Records shown:
* start *

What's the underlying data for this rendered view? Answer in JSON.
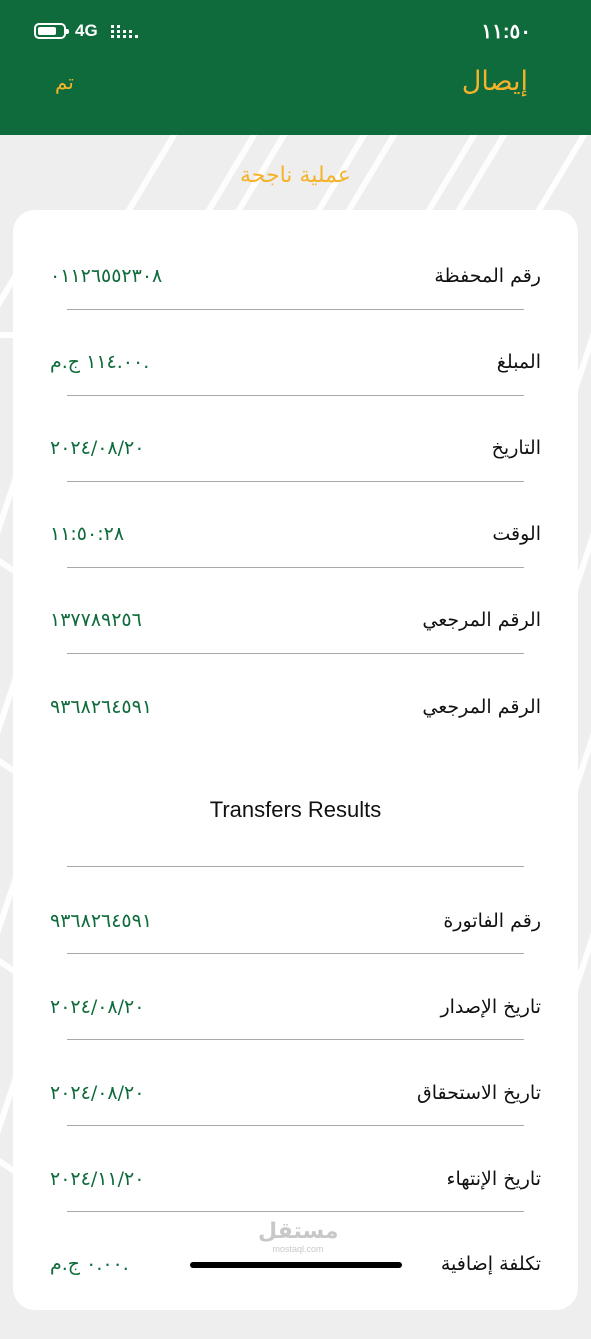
{
  "status_bar": {
    "time": "١١:٥٠",
    "network": "4G",
    "battery_icon": "battery-icon",
    "signal_icon": "signal-icon"
  },
  "header": {
    "title": "إيصال",
    "done_label": "تم"
  },
  "colors": {
    "brand_green": "#0f6b3b",
    "accent_orange": "#f4b32a"
  },
  "status_message": "عملية ناجحة",
  "details": [
    {
      "label": "رقم المحفظة",
      "value": "٠١١٢٦٥٥٢٣٠٨"
    },
    {
      "label": "المبلغ",
      "value": "١١٤.٠٠ ج.م."
    },
    {
      "label": "التاريخ",
      "value": "٢٠٢٤/٠٨/٢٠"
    },
    {
      "label": "الوقت",
      "value": "١١:٥٠:٢٨"
    },
    {
      "label": "الرقم المرجعي",
      "value": "١٣٧٧٨٩٢٥٦"
    },
    {
      "label": "الرقم المرجعي",
      "value": "٩٣٦٨٢٦٤٥٩١"
    }
  ],
  "transfers_section": {
    "title": "Transfers Results",
    "rows": [
      {
        "label": "رقم الفاتورة",
        "value": "٩٣٦٨٢٦٤٥٩١"
      },
      {
        "label": "تاريخ الإصدار",
        "value": "٢٠٢٤/٠٨/٢٠"
      },
      {
        "label": "تاريخ الاستحقاق",
        "value": "٢٠٢٤/٠٨/٢٠"
      },
      {
        "label": "تاريخ الإنتهاء",
        "value": "٢٠٢٤/١١/٢٠"
      },
      {
        "label": "تكلفة إضافية",
        "value": "٠.٠٠ ج.م."
      }
    ]
  },
  "watermark": {
    "main": "مستقل",
    "sub": "mostaql.com"
  }
}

* end *

Written problem: Each line of the data should be quoted exactly, with pictures left out.

Answer to the task:
What's the underlying data for this rendered view? Answer in JSON.
{
  "status_bar": {
    "time": "١١:٥٠",
    "network": "4G",
    "battery_icon": "battery-icon",
    "signal_icon": "signal-icon"
  },
  "header": {
    "title": "إيصال",
    "done_label": "تم"
  },
  "colors": {
    "brand_green": "#0f6b3b",
    "accent_orange": "#f4b32a"
  },
  "status_message": "عملية ناجحة",
  "details": [
    {
      "label": "رقم المحفظة",
      "value": "٠١١٢٦٥٥٢٣٠٨"
    },
    {
      "label": "المبلغ",
      "value": "١١٤.٠٠ ج.م."
    },
    {
      "label": "التاريخ",
      "value": "٢٠٢٤/٠٨/٢٠"
    },
    {
      "label": "الوقت",
      "value": "١١:٥٠:٢٨"
    },
    {
      "label": "الرقم المرجعي",
      "value": "١٣٧٧٨٩٢٥٦"
    },
    {
      "label": "الرقم المرجعي",
      "value": "٩٣٦٨٢٦٤٥٩١"
    }
  ],
  "transfers_section": {
    "title": "Transfers Results",
    "rows": [
      {
        "label": "رقم الفاتورة",
        "value": "٩٣٦٨٢٦٤٥٩١"
      },
      {
        "label": "تاريخ الإصدار",
        "value": "٢٠٢٤/٠٨/٢٠"
      },
      {
        "label": "تاريخ الاستحقاق",
        "value": "٢٠٢٤/٠٨/٢٠"
      },
      {
        "label": "تاريخ الإنتهاء",
        "value": "٢٠٢٤/١١/٢٠"
      },
      {
        "label": "تكلفة إضافية",
        "value": "٠.٠٠ ج.م."
      }
    ]
  },
  "watermark": {
    "main": "مستقل",
    "sub": "mostaql.com"
  }
}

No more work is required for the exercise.